=== WHAT IS BEING ASKED ===
Give the data below again exactly as written, without its pictures.
- - - -
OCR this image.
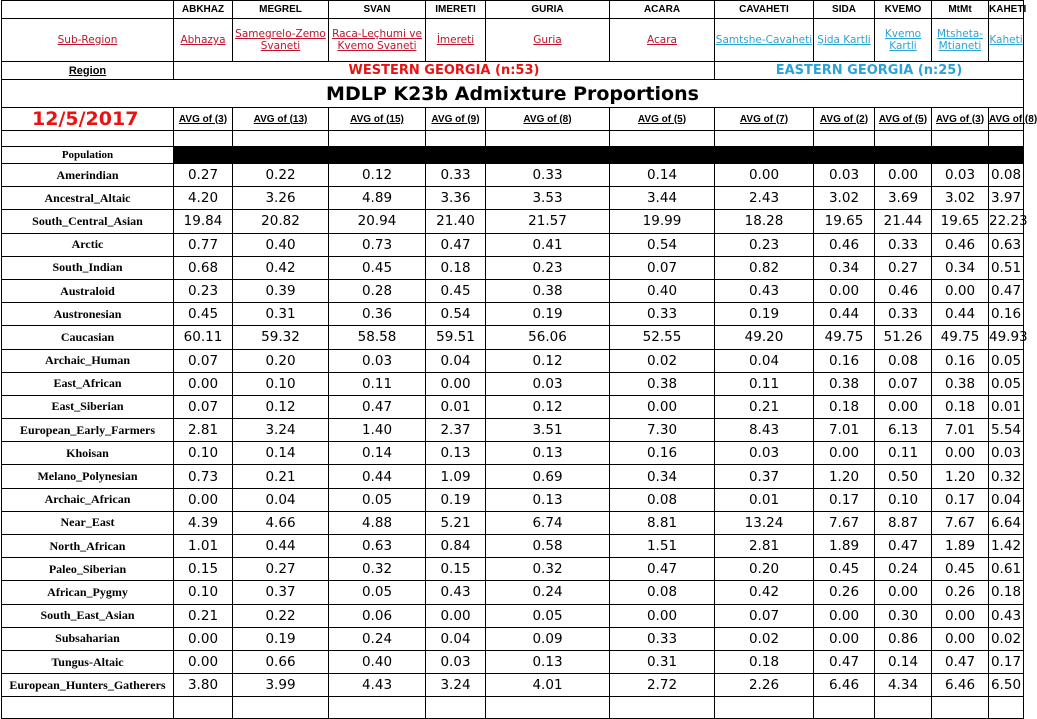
	ABKHAZ	MEGREL	SVAN	IMERETI	GURIA	ACARA	CAVAHETI	SIDA	KVEMO	MtMt	KAHETI
Sub-Region	Abhazya	Samegrelo-Zemo Svaneti	Raca-Leçhumi ve Kvemo Svaneti	İmereti	Guria	Acara	Samtshe-Cavaheti	Şida Kartli	Kvemo Kartli	Mtsheta-Mtianeti	Kaheti
Region	WESTERN GEORGIA (n:53)						EASTERN GEORGIA (n:25)				
MDLP K23b Admixture Proportions											
12/5/2017	AVG of (3)	AVG of (13)	AVG of (15)	AVG of (9)	AVG of (8)	AVG of (5)	AVG of (7)	AVG of (2)	AVG of (5)	AVG of (3)	AVG of (8)

Population											
Amerindian	0.27	0.22	0.12	0.33	0.33	0.14	0.00	0.03	0.00	0.03	0.08
Ancestral_Altaic	4.20	3.26	4.89	3.36	3.53	3.44	2.43	3.02	3.69	3.02	3.97
South_Central_Asian	19.84	20.82	20.94	21.40	21.57	19.99	18.28	19.65	21.44	19.65	22.23
Arctic	0.77	0.40	0.73	0.47	0.41	0.54	0.23	0.46	0.33	0.46	0.63
South_Indian	0.68	0.42	0.45	0.18	0.23	0.07	0.82	0.34	0.27	0.34	0.51
Australoid	0.23	0.39	0.28	0.45	0.38	0.40	0.43	0.00	0.46	0.00	0.47
Austronesian	0.45	0.31	0.36	0.54	0.19	0.33	0.19	0.44	0.33	0.44	0.16
Caucasian	60.11	59.32	58.58	59.51	56.06	52.55	49.20	49.75	51.26	49.75	49.93
Archaic_Human	0.07	0.20	0.03	0.04	0.12	0.02	0.04	0.16	0.08	0.16	0.05
East_African	0.00	0.10	0.11	0.00	0.03	0.38	0.11	0.38	0.07	0.38	0.05
East_Siberian	0.07	0.12	0.47	0.01	0.12	0.00	0.21	0.18	0.00	0.18	0.01
European_Early_Farmers	2.81	3.24	1.40	2.37	3.51	7.30	8.43	7.01	6.13	7.01	5.54
Khoisan	0.10	0.14	0.14	0.13	0.13	0.16	0.03	0.00	0.11	0.00	0.03
Melano_Polynesian	0.73	0.21	0.44	1.09	0.69	0.34	0.37	1.20	0.50	1.20	0.32
Archaic_African	0.00	0.04	0.05	0.19	0.13	0.08	0.01	0.17	0.10	0.17	0.04
Near_East	4.39	4.66	4.88	5.21	6.74	8.81	13.24	7.67	8.87	7.67	6.64
North_African	1.01	0.44	0.63	0.84	0.58	1.51	2.81	1.89	0.47	1.89	1.42
Paleo_Siberian	0.15	0.27	0.32	0.15	0.32	0.47	0.20	0.45	0.24	0.45	0.61
African_Pygmy	0.10	0.37	0.05	0.43	0.24	0.08	0.42	0.26	0.00	0.26	0.18
South_East_Asian	0.21	0.22	0.06	0.00	0.05	0.00	0.07	0.00	0.30	0.00	0.43
Subsaharian	0.00	0.19	0.24	0.04	0.09	0.33	0.02	0.00	0.86	0.00	0.02
Tungus-Altaic	0.00	0.66	0.40	0.03	0.13	0.31	0.18	0.47	0.14	0.47	0.17
European_Hunters_Gatherers	3.80	3.99	4.43	3.24	4.01	2.72	2.26	6.46	4.34	6.46	6.50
- - - -
=== THE COMPLETED TASK ===
OCR this image.
	ABKHAZ	MEGREL	SVAN	IMERETI	GURIA	ACARA	CAVAHETI	SIDA	KVEMO	MtMt	KAHETI
Sub-Region	Abhazya	Samegrelo-Zemo Svaneti	Raca-Leçhumi ve Kvemo Svaneti	İmereti	Guria	Acara	Samtshe-Cavaheti	Şida Kartli	Kvemo Kartli	Mtsheta-Mtianeti	Kaheti
Region	WESTERN GEORGIA (n:53)						EASTERN GEORGIA (n:25)				
MDLP K23b Admixture Proportions											
12/5/2017	AVG of (3)	AVG of (13)	AVG of (15)	AVG of (9)	AVG of (8)	AVG of (5)	AVG of (7)	AVG of (2)	AVG of (5)	AVG of (3)	AVG of (8)

Population											
Amerindian	0.27	0.22	0.12	0.33	0.33	0.14	0.00	0.03	0.00	0.03	0.08
Ancestral_Altaic	4.20	3.26	4.89	3.36	3.53	3.44	2.43	3.02	3.69	3.02	3.97
South_Central_Asian	19.84	20.82	20.94	21.40	21.57	19.99	18.28	19.65	21.44	19.65	22.23
Arctic	0.77	0.40	0.73	0.47	0.41	0.54	0.23	0.46	0.33	0.46	0.63
South_Indian	0.68	0.42	0.45	0.18	0.23	0.07	0.82	0.34	0.27	0.34	0.51
Australoid	0.23	0.39	0.28	0.45	0.38	0.40	0.43	0.00	0.46	0.00	0.47
Austronesian	0.45	0.31	0.36	0.54	0.19	0.33	0.19	0.44	0.33	0.44	0.16
Caucasian	60.11	59.32	58.58	59.51	56.06	52.55	49.20	49.75	51.26	49.75	49.93
Archaic_Human	0.07	0.20	0.03	0.04	0.12	0.02	0.04	0.16	0.08	0.16	0.05
East_African	0.00	0.10	0.11	0.00	0.03	0.38	0.11	0.38	0.07	0.38	0.05
East_Siberian	0.07	0.12	0.47	0.01	0.12	0.00	0.21	0.18	0.00	0.18	0.01
European_Early_Farmers	2.81	3.24	1.40	2.37	3.51	7.30	8.43	7.01	6.13	7.01	5.54
Khoisan	0.10	0.14	0.14	0.13	0.13	0.16	0.03	0.00	0.11	0.00	0.03
Melano_Polynesian	0.73	0.21	0.44	1.09	0.69	0.34	0.37	1.20	0.50	1.20	0.32
Archaic_African	0.00	0.04	0.05	0.19	0.13	0.08	0.01	0.17	0.10	0.17	0.04
Near_East	4.39	4.66	4.88	5.21	6.74	8.81	13.24	7.67	8.87	7.67	6.64
North_African	1.01	0.44	0.63	0.84	0.58	1.51	2.81	1.89	0.47	1.89	1.42
Paleo_Siberian	0.15	0.27	0.32	0.15	0.32	0.47	0.20	0.45	0.24	0.45	0.61
African_Pygmy	0.10	0.37	0.05	0.43	0.24	0.08	0.42	0.26	0.00	0.26	0.18
South_East_Asian	0.21	0.22	0.06	0.00	0.05	0.00	0.07	0.00	0.30	0.00	0.43
Subsaharian	0.00	0.19	0.24	0.04	0.09	0.33	0.02	0.00	0.86	0.00	0.02
Tungus-Altaic	0.00	0.66	0.40	0.03	0.13	0.31	0.18	0.47	0.14	0.47	0.17
European_Hunters_Gatherers	3.80	3.99	4.43	3.24	4.01	2.72	2.26	6.46	4.34	6.46	6.50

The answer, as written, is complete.